#### [Written request]
Repeat the listing in full, preserving every character.

━━━ Data supplied

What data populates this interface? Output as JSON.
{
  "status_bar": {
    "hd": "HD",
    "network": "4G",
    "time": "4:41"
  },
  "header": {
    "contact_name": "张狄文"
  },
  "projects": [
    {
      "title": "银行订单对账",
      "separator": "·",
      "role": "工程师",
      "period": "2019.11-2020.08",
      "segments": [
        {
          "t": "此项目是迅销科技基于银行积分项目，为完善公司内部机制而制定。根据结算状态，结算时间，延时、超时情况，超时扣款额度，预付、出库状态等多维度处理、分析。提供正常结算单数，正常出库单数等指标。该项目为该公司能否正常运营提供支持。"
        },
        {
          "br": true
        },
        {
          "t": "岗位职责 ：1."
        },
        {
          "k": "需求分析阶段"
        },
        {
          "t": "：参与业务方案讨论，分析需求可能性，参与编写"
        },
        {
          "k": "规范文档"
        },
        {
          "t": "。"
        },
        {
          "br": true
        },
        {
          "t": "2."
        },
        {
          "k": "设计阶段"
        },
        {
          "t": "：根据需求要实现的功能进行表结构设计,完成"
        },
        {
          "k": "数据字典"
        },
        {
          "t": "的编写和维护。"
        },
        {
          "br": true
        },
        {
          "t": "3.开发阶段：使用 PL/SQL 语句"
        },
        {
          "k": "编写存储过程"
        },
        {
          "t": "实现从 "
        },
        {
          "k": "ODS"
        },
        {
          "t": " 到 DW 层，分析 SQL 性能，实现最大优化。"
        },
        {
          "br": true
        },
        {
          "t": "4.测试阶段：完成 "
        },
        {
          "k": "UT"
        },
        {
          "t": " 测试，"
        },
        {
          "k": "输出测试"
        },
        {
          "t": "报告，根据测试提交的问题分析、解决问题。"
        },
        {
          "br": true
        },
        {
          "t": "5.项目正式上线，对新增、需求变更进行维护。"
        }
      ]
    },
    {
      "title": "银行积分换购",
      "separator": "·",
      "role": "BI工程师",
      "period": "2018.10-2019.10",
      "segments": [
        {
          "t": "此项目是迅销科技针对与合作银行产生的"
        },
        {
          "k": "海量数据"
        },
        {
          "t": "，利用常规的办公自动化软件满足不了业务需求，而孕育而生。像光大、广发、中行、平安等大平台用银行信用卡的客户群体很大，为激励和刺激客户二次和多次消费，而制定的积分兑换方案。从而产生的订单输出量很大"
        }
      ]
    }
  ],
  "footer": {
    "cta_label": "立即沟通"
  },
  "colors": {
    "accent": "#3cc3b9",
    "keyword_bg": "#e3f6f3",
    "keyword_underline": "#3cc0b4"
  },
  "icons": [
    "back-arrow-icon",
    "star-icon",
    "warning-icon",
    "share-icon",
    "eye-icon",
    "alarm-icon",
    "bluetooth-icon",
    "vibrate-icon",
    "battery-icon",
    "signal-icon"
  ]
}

━━━━━━

#### [Output for this task]
What data populates this interface? Output as JSON.
{
  "status_bar": {
    "hd": "HD",
    "network": "4G",
    "time": "4:41"
  },
  "header": {
    "contact_name": "张狄文"
  },
  "projects": [
    {
      "title": "银行订单对账",
      "separator": "·",
      "role": "工程师",
      "period": "2019.11-2020.08",
      "segments": [
        {
          "t": "此项目是迅销科技基于银行积分项目，为完善公司内部机制而制定。根据结算状态，结算时间，延时、超时情况，超时扣款额度，预付、出库状态等多维度处理、分析。提供正常结算单数，正常出库单数等指标。该项目为该公司能否正常运营提供支持。"
        },
        {
          "br": true
        },
        {
          "t": "岗位职责 ：1."
        },
        {
          "k": "需求分析阶段"
        },
        {
          "t": "：参与业务方案讨论，分析需求可能性，参与编写"
        },
        {
          "k": "规范文档"
        },
        {
          "t": "。"
        },
        {
          "br": true
        },
        {
          "t": "2."
        },
        {
          "k": "设计阶段"
        },
        {
          "t": "：根据需求要实现的功能进行表结构设计,完成"
        },
        {
          "k": "数据字典"
        },
        {
          "t": "的编写和维护。"
        },
        {
          "br": true
        },
        {
          "t": "3.开发阶段：使用 PL/SQL 语句"
        },
        {
          "k": "编写存储过程"
        },
        {
          "t": "实现从 "
        },
        {
          "k": "ODS"
        },
        {
          "t": " 到 DW 层，分析 SQL 性能，实现最大优化。"
        },
        {
          "br": true
        },
        {
          "t": "4.测试阶段：完成 "
        },
        {
          "k": "UT"
        },
        {
          "t": " 测试，"
        },
        {
          "k": "输出测试"
        },
        {
          "t": "报告，根据测试提交的问题分析、解决问题。"
        },
        {
          "br": true
        },
        {
          "t": "5.项目正式上线，对新增、需求变更进行维护。"
        }
      ]
    },
    {
      "title": "银行积分换购",
      "separator": "·",
      "role": "BI工程师",
      "period": "2018.10-2019.10",
      "segments": [
        {
          "t": "此项目是迅销科技针对与合作银行产生的"
        },
        {
          "k": "海量数据"
        },
        {
          "t": "，利用常规的办公自动化软件满足不了业务需求，而孕育而生。像光大、广发、中行、平安等大平台用银行信用卡的客户群体很大，为激励和刺激客户二次和多次消费，而制定的积分兑换方案。从而产生的订单输出量很大"
        }
      ]
    }
  ],
  "footer": {
    "cta_label": "立即沟通"
  },
  "colors": {
    "accent": "#3cc3b9",
    "keyword_bg": "#e3f6f3",
    "keyword_underline": "#3cc0b4"
  },
  "icons": [
    "back-arrow-icon",
    "star-icon",
    "warning-icon",
    "share-icon",
    "eye-icon",
    "alarm-icon",
    "bluetooth-icon",
    "vibrate-icon",
    "battery-icon",
    "signal-icon"
  ]
}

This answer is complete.